Entries taken from a collection:
━━━━━━━━━━━━━━━━

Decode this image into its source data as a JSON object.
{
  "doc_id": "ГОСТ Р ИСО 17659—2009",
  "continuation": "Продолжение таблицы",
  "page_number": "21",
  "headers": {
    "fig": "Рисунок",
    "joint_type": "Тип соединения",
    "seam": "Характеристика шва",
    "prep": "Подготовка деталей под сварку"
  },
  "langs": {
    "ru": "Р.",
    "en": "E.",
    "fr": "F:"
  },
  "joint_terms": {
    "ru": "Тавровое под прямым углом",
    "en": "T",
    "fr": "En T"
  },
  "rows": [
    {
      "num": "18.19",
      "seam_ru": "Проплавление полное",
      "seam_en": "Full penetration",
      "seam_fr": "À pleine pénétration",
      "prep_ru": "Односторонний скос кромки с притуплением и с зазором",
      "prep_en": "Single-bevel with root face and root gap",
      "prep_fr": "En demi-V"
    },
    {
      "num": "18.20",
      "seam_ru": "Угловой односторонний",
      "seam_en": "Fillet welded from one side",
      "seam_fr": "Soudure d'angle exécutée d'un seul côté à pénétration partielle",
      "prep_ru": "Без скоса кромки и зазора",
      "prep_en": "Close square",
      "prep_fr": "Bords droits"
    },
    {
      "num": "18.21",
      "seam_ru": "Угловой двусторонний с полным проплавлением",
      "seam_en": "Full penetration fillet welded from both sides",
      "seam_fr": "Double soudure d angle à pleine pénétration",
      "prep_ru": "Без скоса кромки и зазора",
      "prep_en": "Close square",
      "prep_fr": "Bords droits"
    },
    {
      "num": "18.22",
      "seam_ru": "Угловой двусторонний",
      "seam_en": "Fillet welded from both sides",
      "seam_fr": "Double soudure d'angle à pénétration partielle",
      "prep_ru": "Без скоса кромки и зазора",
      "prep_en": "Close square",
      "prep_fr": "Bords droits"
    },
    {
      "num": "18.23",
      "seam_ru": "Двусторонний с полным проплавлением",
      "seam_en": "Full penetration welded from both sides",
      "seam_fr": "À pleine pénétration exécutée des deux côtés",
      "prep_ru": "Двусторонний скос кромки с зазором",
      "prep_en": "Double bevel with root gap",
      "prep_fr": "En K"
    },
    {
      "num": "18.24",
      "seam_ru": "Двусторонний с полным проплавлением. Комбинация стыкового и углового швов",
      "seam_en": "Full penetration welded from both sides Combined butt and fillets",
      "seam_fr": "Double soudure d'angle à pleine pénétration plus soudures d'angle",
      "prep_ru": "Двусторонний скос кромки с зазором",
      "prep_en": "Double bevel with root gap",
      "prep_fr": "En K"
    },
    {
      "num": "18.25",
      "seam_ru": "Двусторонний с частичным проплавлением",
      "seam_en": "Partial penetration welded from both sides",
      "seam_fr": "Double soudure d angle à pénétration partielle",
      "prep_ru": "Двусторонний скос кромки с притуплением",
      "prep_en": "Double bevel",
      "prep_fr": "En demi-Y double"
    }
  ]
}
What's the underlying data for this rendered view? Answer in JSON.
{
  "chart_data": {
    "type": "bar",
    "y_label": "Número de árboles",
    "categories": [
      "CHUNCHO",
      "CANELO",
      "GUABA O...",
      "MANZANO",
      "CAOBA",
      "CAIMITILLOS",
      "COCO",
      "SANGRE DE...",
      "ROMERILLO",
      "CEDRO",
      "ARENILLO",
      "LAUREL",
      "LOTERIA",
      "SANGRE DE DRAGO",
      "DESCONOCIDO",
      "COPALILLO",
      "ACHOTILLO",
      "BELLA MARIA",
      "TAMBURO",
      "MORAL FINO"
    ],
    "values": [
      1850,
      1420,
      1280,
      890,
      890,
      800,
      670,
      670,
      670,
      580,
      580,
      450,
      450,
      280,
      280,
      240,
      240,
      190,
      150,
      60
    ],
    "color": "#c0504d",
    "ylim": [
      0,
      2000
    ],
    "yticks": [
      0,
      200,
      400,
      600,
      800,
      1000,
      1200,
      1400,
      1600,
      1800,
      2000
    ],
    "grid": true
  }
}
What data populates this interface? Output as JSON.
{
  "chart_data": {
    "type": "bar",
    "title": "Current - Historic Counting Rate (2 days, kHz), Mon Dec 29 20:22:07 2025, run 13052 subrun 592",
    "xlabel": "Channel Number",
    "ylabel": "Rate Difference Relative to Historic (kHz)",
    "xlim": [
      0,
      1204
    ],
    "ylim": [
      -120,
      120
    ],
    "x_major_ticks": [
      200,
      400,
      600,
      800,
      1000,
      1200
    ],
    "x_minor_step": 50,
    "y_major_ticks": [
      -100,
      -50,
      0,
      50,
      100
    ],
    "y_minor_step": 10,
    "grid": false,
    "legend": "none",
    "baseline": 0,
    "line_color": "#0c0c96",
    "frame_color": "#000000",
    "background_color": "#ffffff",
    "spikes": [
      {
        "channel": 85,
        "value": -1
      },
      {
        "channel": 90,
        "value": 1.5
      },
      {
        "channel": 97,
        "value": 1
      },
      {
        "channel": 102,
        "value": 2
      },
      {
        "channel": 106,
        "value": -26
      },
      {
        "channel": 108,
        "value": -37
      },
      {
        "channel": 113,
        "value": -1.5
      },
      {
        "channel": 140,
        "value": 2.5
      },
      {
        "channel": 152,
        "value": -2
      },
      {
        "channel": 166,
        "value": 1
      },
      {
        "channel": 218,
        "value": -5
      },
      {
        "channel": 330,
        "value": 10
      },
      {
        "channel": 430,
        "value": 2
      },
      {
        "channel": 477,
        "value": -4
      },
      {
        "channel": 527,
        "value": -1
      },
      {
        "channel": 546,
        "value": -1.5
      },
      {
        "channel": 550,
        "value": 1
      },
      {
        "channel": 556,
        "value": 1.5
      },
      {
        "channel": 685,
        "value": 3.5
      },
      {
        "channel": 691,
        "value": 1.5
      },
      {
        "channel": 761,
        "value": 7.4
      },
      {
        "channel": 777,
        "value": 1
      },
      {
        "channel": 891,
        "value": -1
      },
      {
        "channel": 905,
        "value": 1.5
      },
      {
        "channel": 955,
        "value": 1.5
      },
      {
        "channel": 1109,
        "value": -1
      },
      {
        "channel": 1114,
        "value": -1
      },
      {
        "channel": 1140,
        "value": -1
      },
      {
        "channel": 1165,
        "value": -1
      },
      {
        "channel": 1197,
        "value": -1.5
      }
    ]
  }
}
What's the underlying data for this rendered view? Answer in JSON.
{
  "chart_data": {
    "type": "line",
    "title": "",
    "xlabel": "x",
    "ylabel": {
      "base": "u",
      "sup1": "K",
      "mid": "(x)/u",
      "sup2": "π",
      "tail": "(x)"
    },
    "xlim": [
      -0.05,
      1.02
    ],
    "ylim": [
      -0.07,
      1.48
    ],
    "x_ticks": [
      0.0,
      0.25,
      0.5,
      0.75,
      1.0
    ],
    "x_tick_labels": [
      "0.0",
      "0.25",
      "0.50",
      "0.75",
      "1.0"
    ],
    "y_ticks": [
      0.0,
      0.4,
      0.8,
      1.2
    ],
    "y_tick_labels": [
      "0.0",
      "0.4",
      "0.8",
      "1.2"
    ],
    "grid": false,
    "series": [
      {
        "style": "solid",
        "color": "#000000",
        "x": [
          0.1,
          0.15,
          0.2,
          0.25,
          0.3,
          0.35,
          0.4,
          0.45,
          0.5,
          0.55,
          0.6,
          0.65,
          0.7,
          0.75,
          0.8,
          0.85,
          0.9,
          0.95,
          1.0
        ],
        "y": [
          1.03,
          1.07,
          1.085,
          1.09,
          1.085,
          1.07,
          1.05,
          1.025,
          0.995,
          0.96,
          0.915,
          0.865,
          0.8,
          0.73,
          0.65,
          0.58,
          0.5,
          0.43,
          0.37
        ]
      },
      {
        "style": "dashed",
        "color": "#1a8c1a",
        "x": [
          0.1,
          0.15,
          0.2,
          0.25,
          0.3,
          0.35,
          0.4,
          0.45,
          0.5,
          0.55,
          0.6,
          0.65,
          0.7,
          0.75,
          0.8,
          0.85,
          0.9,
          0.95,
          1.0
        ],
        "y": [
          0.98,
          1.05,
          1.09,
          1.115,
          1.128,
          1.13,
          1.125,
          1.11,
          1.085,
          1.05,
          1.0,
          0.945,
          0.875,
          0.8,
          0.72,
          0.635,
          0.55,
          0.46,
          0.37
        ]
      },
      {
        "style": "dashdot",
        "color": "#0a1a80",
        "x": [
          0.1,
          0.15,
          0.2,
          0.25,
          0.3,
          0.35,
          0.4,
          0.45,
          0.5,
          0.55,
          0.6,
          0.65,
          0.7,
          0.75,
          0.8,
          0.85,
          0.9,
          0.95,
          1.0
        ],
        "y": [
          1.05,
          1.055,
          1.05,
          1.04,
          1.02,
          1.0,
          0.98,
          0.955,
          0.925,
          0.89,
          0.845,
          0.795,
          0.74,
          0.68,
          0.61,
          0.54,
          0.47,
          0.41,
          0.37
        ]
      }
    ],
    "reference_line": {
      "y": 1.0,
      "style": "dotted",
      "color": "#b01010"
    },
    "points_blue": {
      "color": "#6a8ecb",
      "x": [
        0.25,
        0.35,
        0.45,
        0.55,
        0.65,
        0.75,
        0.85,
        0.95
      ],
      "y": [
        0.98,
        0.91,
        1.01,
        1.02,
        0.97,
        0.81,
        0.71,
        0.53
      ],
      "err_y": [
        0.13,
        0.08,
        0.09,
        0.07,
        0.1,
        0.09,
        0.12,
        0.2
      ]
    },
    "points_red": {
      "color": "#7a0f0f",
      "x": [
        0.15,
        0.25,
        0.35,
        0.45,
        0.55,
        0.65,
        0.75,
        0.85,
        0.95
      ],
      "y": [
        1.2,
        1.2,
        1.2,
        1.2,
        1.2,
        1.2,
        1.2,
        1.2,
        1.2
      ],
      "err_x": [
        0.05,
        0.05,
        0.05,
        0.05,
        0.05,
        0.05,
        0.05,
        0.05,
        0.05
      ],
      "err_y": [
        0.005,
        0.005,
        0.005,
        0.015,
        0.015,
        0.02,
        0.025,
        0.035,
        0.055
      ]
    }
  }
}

━━━━━━━━━━━━━━━━

> [Stated goal]: Output nothing but the number of lines in the data containing the string "bevel".

> [Problem solution]: 4